Search the material below for the word "content". Copy every line that has it.

◆ **SOURCE DATA**
+++

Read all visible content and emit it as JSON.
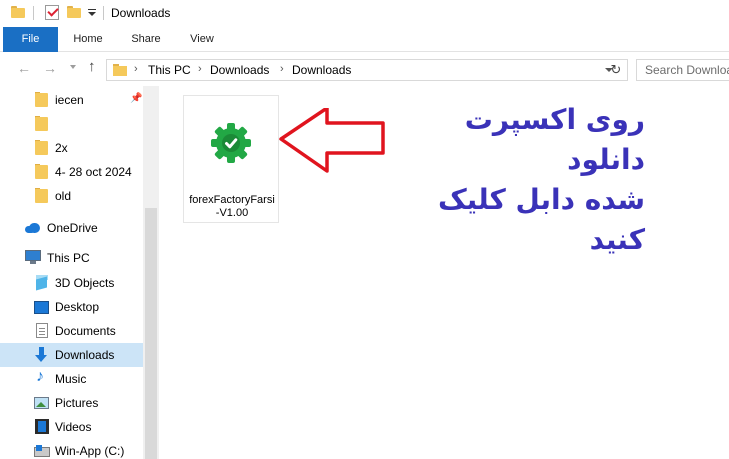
{
  "window": {
    "title": "Downloads"
  },
  "ribbon": {
    "tabs": [
      "File",
      "Home",
      "Share",
      "View"
    ]
  },
  "address": {
    "breadcrumbs": [
      "This PC",
      "Downloads",
      "Downloads"
    ],
    "search_placeholder": "Search Downloads"
  },
  "sidebar": {
    "quick_access": [
      {
        "label": "iecen",
        "icon": "folder-icon",
        "pinned": true
      },
      {
        "label": "",
        "icon": "folder-icon"
      },
      {
        "label": "2x",
        "icon": "folder-icon"
      },
      {
        "label": "4- 28 oct 2024",
        "icon": "folder-icon"
      },
      {
        "label": "old",
        "icon": "folder-icon"
      }
    ],
    "onedrive": "OneDrive",
    "this_pc": "This PC",
    "pc_items": [
      {
        "label": "3D Objects",
        "icon": "3d-objects-icon"
      },
      {
        "label": "Desktop",
        "icon": "desktop-icon"
      },
      {
        "label": "Documents",
        "icon": "documents-icon"
      },
      {
        "label": "Downloads",
        "icon": "downloads-icon",
        "selected": true
      },
      {
        "label": "Music",
        "icon": "music-icon"
      },
      {
        "label": "Pictures",
        "icon": "pictures-icon"
      },
      {
        "label": "Videos",
        "icon": "videos-icon"
      },
      {
        "label": "Win-App (C:)",
        "icon": "drive-icon"
      }
    ]
  },
  "content": {
    "files": [
      {
        "name_line1": "forexFactoryFarsi",
        "name_line2": "-V1.00",
        "icon": "green-gear-check-icon"
      }
    ],
    "annotation": {
      "line1": "روی اکسپرت دانلود",
      "line2": "شده دابل کلیک کنید",
      "color": "#3a32b8"
    },
    "arrow_color": "#e0141e"
  },
  "colors": {
    "accent": "#1a6fc4",
    "selected_bg": "#cce4f7"
  }
}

+++

◆ **OUTPUT OF THE EXERCISE**
Read all visible content and emit it as JSON.
  "content": {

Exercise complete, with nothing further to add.